§ Source data
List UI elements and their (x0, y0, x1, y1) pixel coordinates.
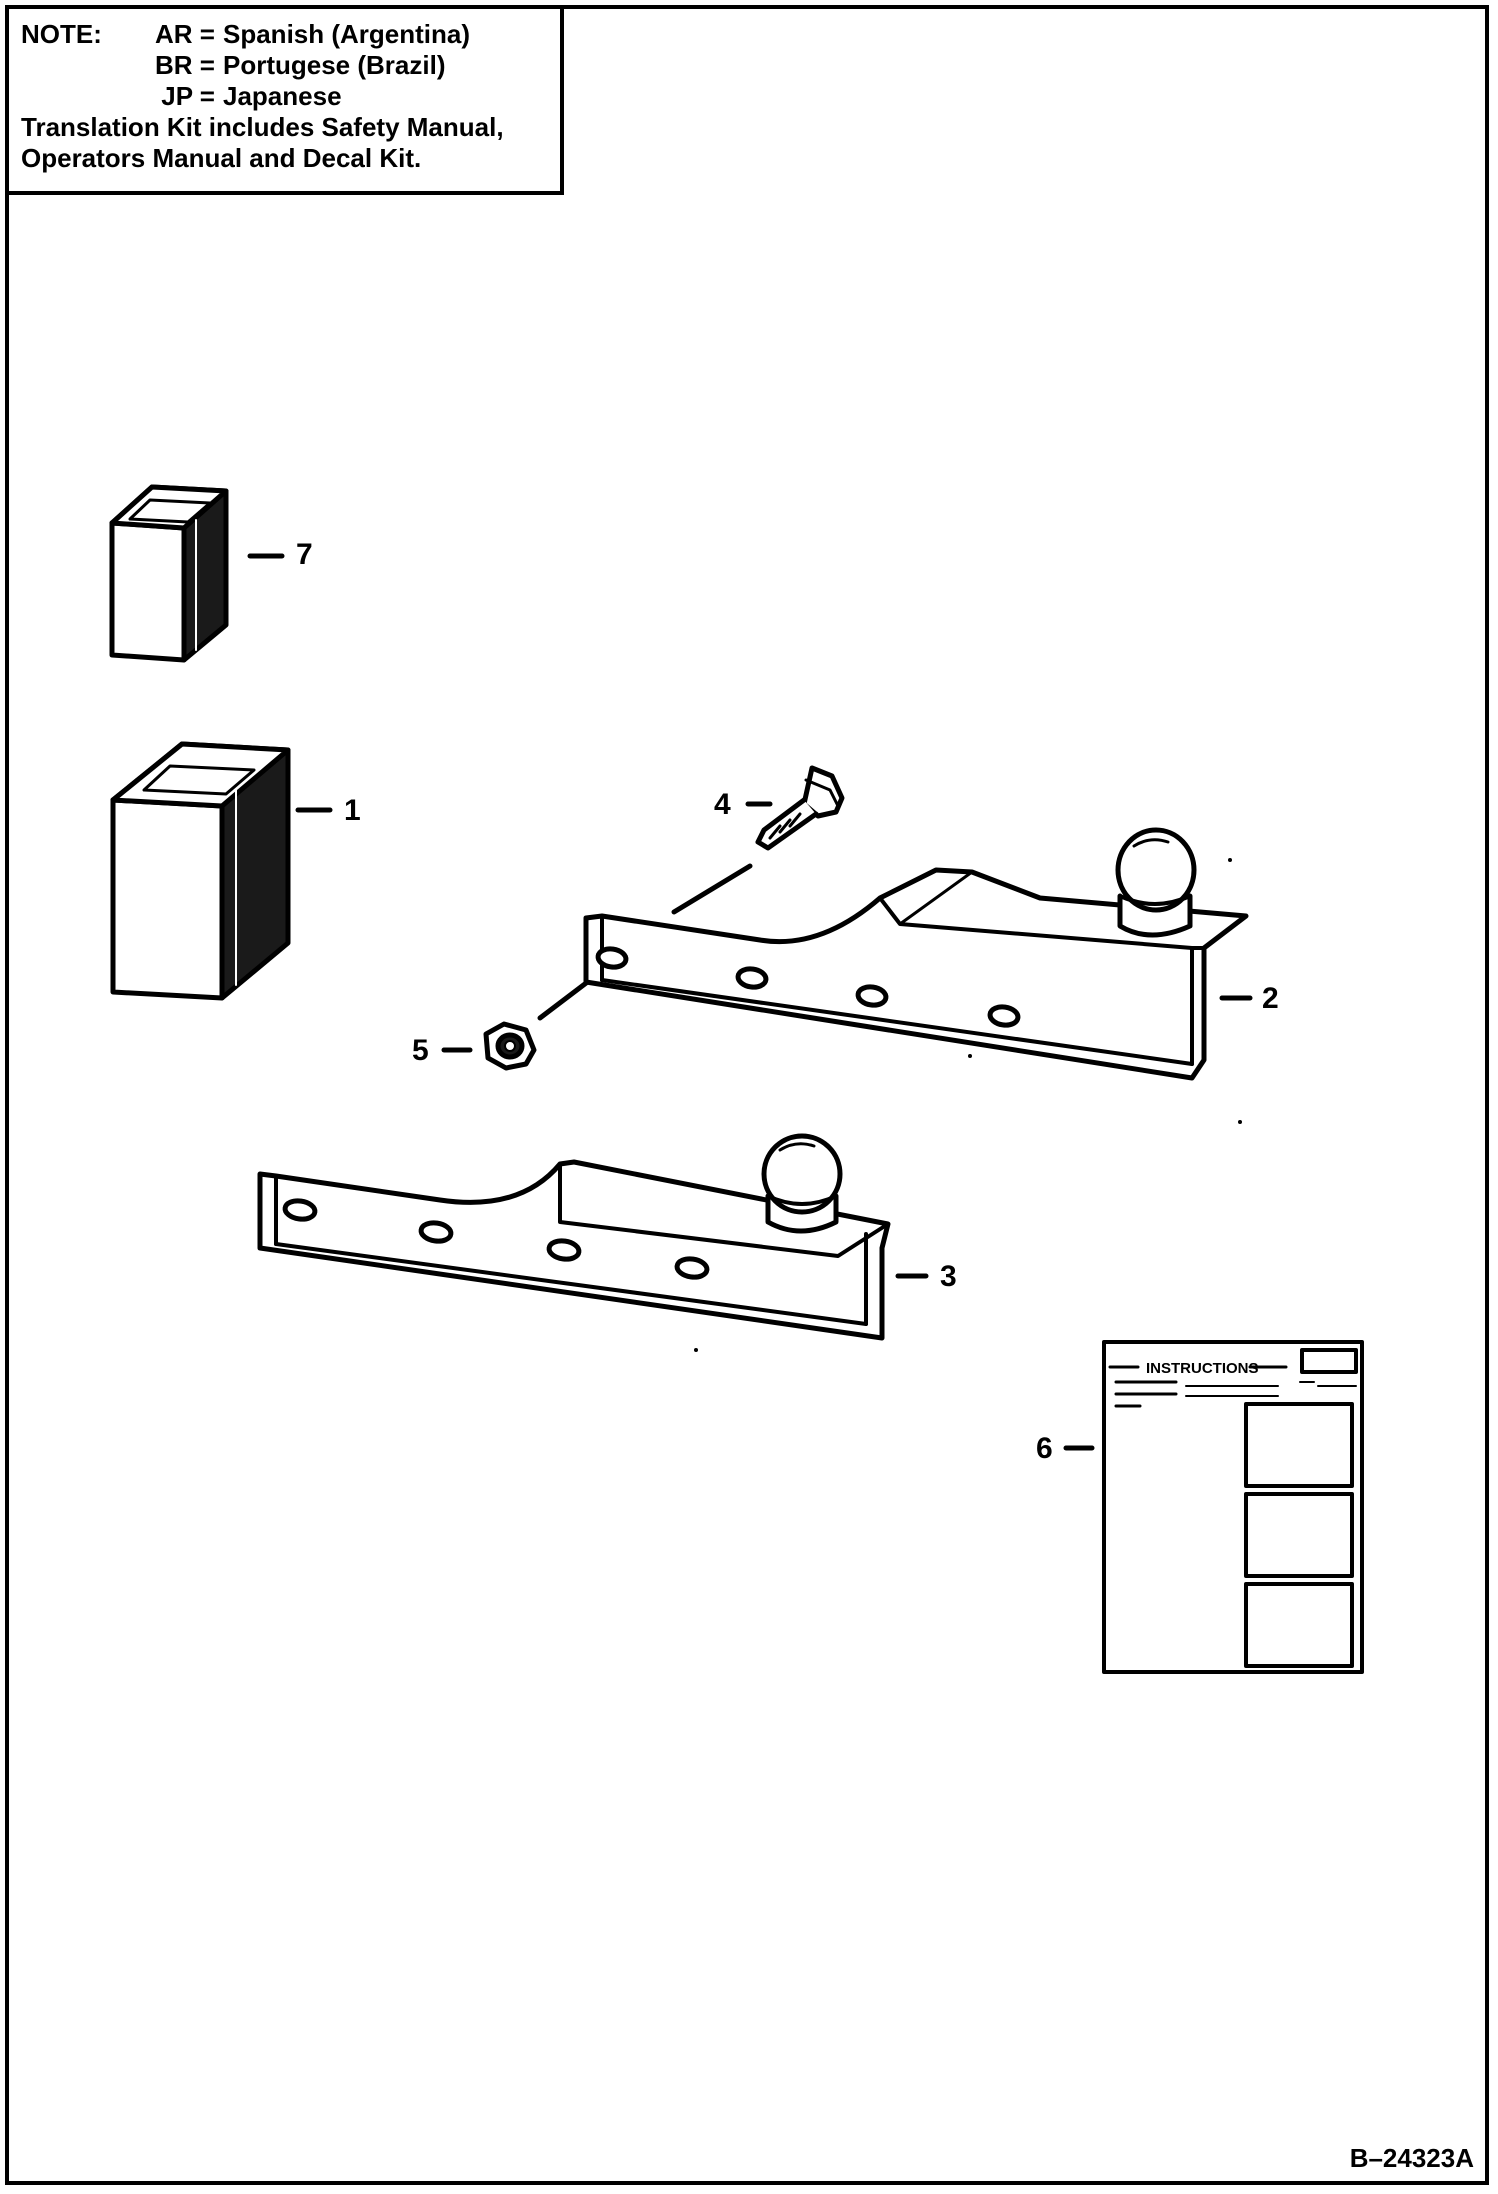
note-line-br: BR = Portugese (Brazil) (21, 50, 560, 81)
instruction-sheet-title: INSTRUCTIONS (1146, 1360, 1259, 1377)
hitch-ball-lower (761, 1133, 843, 1234)
manual-box-small (109, 484, 229, 663)
hitch-ball-upper (1115, 827, 1197, 938)
note-language-ar: Spanish (Argentina) (223, 19, 471, 49)
translation-note-box: NOTE: AR = Spanish (Argentina) BR = Portuge… (5, 5, 564, 195)
callout-7: 7 (296, 538, 313, 571)
note-language-br: Portugese (Brazil) (223, 50, 446, 80)
note-code-br: BR = (155, 50, 215, 80)
note-kit-contents-2: Operators Manual and Decal Kit. (21, 143, 422, 173)
callout-4: 4 (714, 788, 731, 821)
drawing-frame (5, 5, 1489, 2185)
callout-3: 3 (940, 1260, 957, 1293)
hitch-bracket-lower (257, 1133, 891, 1341)
note-line-jp: JP = Japanese (21, 81, 560, 112)
callout-2: 2 (1262, 982, 1279, 1015)
note-kit-contents-1: Translation Kit includes Safety Manual, (21, 112, 504, 142)
manual-box-large (110, 741, 291, 1001)
note-language-jp: Japanese (223, 81, 342, 111)
note-code-ar: AR = (155, 19, 215, 49)
callout-5: 5 (412, 1034, 429, 1067)
callout-6: 6 (1036, 1432, 1053, 1465)
stray-dots (694, 858, 1242, 1352)
note-code-jp: JP = (161, 81, 215, 111)
hitch-bracket-upper (583, 827, 1249, 1081)
callout-1: 1 (344, 794, 361, 827)
bolt (755, 765, 845, 851)
note-label: NOTE: (21, 19, 102, 49)
drawing-number: B–24323A (1349, 2143, 1474, 2173)
bolt-center-line (671, 863, 753, 915)
instruction-sheet (1102, 1340, 1364, 1674)
note-line-ar: NOTE: AR = Spanish (Argentina) (21, 19, 560, 50)
nut (483, 1021, 537, 1071)
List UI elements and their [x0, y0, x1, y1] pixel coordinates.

§ Stated exercise
Rewrite the records above with every "hitch-ball" changed to "tow-ball" and all other text left as it is. Omit the pictures.

§ Full output
List UI elements and their (x0, y0, x1, y1) pixel coordinates.
note-line-br: BR = Portugese (Brazil) (21, 50, 560, 81)
instruction-sheet-title: INSTRUCTIONS (1146, 1360, 1259, 1377)
tow-ball-lower (761, 1133, 843, 1234)
manual-box-small (109, 484, 229, 663)
tow-ball-upper (1115, 827, 1197, 938)
note-language-ar: Spanish (Argentina) (223, 19, 471, 49)
translation-note-box: NOTE: AR = Spanish (Argentina) BR = Portuge… (5, 5, 564, 195)
callout-7: 7 (296, 538, 313, 571)
note-language-br: Portugese (Brazil) (223, 50, 446, 80)
note-code-br: BR = (155, 50, 215, 80)
note-kit-contents-2: Operators Manual and Decal Kit. (21, 143, 422, 173)
callout-4: 4 (714, 788, 731, 821)
drawing-frame (5, 5, 1489, 2185)
callout-3: 3 (940, 1260, 957, 1293)
hitch-bracket-lower (257, 1133, 891, 1341)
note-line-jp: JP = Japanese (21, 81, 560, 112)
callout-2: 2 (1262, 982, 1279, 1015)
note-kit-contents-1: Translation Kit includes Safety Manual, (21, 112, 504, 142)
manual-box-large (110, 741, 291, 1001)
note-language-jp: Japanese (223, 81, 342, 111)
note-code-ar: AR = (155, 19, 215, 49)
callout-5: 5 (412, 1034, 429, 1067)
callout-6: 6 (1036, 1432, 1053, 1465)
stray-dots (694, 858, 1242, 1352)
note-code-jp: JP = (161, 81, 215, 111)
hitch-bracket-upper (583, 827, 1249, 1081)
callout-1: 1 (344, 794, 361, 827)
bolt (755, 765, 845, 851)
note-label: NOTE: (21, 19, 102, 49)
drawing-number: B–24323A (1349, 2143, 1474, 2173)
bolt-center-line (671, 863, 753, 915)
instruction-sheet (1102, 1340, 1364, 1674)
note-line-ar: NOTE: AR = Spanish (Argentina) (21, 19, 560, 50)
nut (483, 1021, 537, 1071)
List UI elements and their [x0, y0, x1, y1] pixel coordinates.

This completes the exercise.